__Data for this exercise__:

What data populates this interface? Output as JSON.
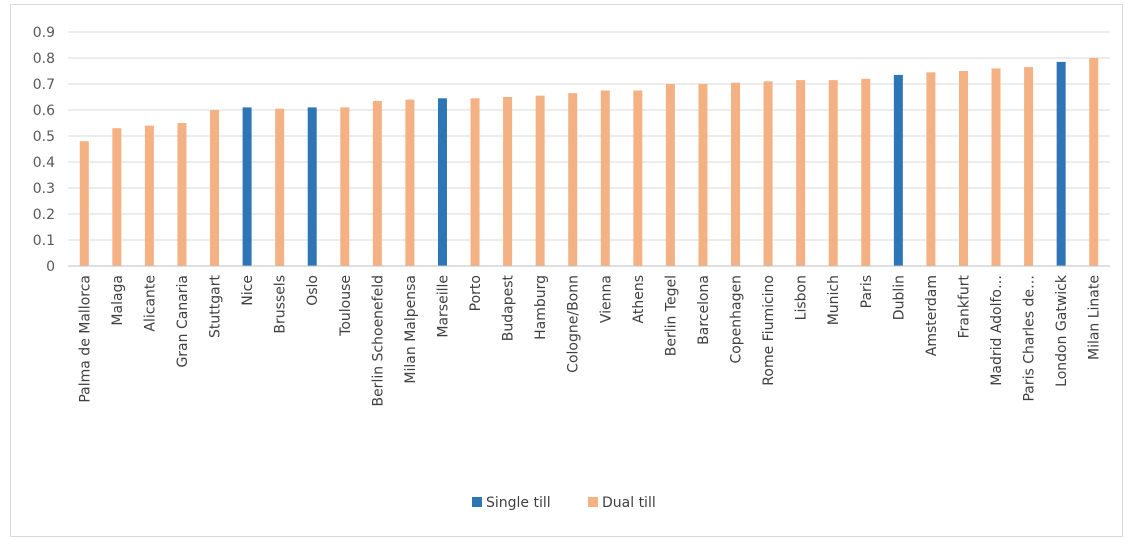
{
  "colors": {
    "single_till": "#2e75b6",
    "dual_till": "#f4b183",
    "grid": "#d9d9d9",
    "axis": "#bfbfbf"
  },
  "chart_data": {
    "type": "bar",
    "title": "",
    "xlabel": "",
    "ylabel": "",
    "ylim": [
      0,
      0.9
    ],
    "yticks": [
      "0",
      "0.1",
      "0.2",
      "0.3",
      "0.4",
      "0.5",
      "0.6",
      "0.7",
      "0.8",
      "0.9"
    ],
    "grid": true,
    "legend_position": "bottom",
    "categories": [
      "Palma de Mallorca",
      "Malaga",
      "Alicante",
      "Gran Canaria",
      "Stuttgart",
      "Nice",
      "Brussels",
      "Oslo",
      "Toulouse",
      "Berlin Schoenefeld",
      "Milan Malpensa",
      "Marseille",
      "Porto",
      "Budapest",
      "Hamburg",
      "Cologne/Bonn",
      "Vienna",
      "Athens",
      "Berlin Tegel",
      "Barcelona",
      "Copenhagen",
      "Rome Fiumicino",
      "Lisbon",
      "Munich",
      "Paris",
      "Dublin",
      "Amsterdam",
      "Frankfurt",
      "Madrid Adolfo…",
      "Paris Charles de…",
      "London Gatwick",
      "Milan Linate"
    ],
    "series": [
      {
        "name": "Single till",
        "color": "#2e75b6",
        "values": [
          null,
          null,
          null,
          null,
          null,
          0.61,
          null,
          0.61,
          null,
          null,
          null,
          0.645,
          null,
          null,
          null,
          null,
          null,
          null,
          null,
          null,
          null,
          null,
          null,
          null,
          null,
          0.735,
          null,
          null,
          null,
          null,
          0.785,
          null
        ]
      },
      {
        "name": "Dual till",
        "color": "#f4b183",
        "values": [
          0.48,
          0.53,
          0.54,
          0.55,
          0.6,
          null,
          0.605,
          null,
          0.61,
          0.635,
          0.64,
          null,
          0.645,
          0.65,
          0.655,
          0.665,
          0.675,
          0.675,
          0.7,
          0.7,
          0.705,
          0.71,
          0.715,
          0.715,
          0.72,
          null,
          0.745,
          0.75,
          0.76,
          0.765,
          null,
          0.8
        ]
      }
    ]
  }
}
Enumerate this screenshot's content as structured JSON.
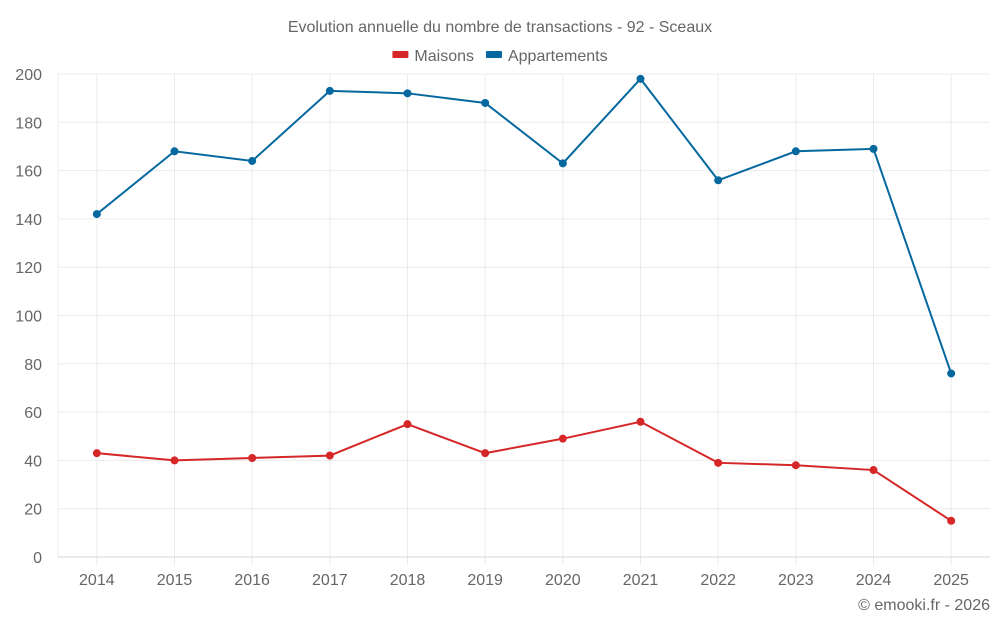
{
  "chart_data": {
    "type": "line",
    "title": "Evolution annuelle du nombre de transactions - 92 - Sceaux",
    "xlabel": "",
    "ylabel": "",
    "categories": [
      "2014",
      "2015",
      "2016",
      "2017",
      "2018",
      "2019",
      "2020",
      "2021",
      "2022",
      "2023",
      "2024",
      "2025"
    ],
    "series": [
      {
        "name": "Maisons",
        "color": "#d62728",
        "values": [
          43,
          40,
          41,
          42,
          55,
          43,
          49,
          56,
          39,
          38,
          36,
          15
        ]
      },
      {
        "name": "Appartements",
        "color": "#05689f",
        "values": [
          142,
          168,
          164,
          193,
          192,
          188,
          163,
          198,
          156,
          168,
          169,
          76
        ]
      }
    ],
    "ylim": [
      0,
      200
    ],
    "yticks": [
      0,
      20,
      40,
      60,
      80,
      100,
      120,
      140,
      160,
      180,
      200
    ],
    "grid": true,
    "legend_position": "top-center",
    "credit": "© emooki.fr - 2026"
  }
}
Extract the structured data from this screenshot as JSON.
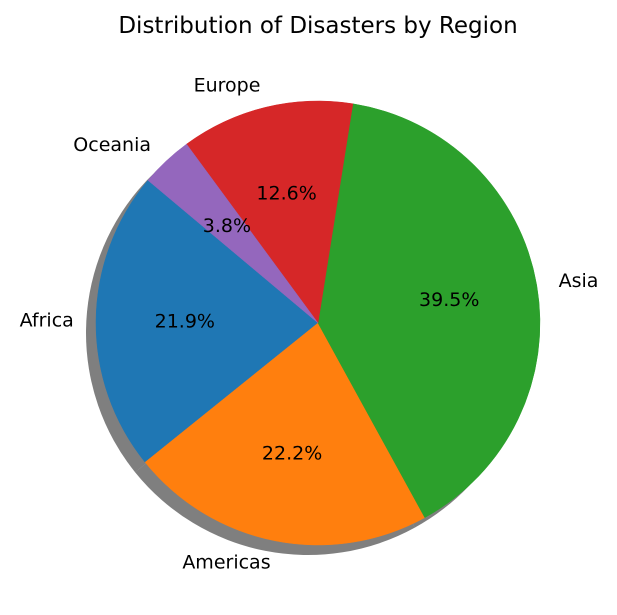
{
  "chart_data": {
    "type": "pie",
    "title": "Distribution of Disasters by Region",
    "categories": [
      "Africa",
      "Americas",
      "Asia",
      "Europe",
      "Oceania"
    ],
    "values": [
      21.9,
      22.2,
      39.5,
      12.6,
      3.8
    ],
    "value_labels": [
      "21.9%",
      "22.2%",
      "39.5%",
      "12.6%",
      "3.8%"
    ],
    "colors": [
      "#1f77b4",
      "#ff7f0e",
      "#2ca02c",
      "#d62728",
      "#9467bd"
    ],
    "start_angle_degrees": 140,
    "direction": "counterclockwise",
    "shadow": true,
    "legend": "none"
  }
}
==
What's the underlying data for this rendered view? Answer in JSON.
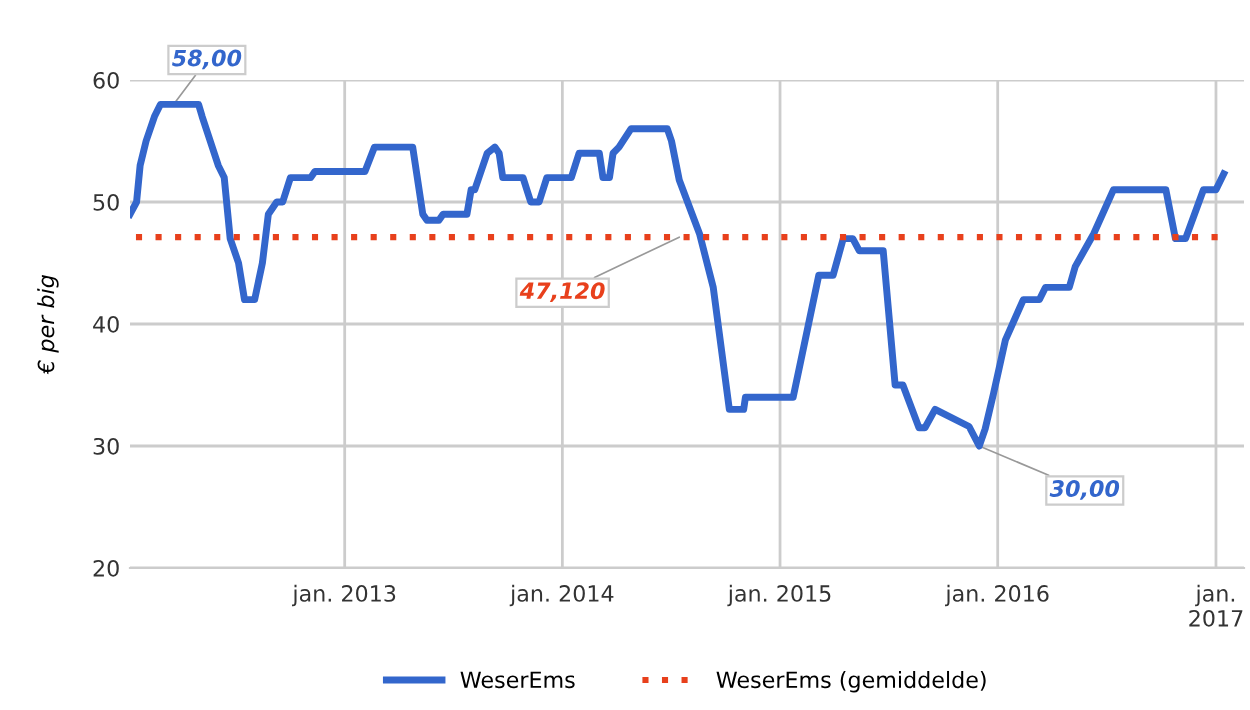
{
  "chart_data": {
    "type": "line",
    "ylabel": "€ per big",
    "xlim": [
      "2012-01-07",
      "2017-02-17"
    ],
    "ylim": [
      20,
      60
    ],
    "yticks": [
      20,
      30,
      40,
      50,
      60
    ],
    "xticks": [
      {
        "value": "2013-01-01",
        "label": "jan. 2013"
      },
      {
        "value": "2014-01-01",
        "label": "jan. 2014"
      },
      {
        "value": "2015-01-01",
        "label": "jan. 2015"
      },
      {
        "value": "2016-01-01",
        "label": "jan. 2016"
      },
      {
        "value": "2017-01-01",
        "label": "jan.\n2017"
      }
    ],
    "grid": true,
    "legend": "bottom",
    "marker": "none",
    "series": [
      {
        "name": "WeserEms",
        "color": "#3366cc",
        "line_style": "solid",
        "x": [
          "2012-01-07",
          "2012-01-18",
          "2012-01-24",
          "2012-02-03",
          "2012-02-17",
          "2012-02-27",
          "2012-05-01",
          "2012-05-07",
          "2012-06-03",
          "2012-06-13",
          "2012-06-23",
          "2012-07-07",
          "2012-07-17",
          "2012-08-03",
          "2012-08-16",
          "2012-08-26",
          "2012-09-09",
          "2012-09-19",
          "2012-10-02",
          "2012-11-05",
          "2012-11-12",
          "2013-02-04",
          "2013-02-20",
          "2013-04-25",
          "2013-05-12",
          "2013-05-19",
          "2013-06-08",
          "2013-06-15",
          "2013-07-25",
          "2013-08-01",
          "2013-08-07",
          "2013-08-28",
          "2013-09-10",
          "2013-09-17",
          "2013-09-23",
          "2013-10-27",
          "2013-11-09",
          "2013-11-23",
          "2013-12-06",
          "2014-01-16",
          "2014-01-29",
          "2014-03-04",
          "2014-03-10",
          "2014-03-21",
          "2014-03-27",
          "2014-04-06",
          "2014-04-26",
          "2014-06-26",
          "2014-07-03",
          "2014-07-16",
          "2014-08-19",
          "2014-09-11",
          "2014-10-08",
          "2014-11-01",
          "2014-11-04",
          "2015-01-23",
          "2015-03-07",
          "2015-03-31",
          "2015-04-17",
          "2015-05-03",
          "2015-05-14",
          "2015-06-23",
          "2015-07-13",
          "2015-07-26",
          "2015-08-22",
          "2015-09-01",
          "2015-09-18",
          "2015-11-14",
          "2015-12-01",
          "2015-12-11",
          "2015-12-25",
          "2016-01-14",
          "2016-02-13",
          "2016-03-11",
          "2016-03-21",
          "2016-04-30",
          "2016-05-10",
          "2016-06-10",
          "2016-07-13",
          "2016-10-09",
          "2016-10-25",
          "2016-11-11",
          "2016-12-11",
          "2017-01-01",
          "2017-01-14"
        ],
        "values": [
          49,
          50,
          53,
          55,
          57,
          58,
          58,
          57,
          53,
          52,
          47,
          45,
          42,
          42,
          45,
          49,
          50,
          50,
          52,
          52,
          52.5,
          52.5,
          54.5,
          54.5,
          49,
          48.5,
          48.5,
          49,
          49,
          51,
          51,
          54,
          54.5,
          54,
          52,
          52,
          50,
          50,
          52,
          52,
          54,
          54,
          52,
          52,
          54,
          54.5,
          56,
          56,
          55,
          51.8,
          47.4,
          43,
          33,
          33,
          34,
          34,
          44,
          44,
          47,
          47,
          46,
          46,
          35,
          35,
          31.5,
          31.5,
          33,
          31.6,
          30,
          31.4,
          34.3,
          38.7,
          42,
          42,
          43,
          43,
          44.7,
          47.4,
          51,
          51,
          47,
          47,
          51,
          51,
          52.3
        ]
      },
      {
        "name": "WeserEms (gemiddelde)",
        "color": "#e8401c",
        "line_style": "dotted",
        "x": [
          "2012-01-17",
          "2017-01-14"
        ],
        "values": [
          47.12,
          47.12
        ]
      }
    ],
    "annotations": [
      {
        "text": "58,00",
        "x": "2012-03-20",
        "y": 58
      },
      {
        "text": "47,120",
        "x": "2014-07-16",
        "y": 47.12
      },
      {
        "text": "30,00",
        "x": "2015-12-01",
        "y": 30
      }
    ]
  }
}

__Required work__:
In the records above, find each line that holds the word "structured"; copy all such lines.

__Task solution__:
Enumerate this screenshot's content as structured JSON.
Extract the structured data from this screenshot as JSON.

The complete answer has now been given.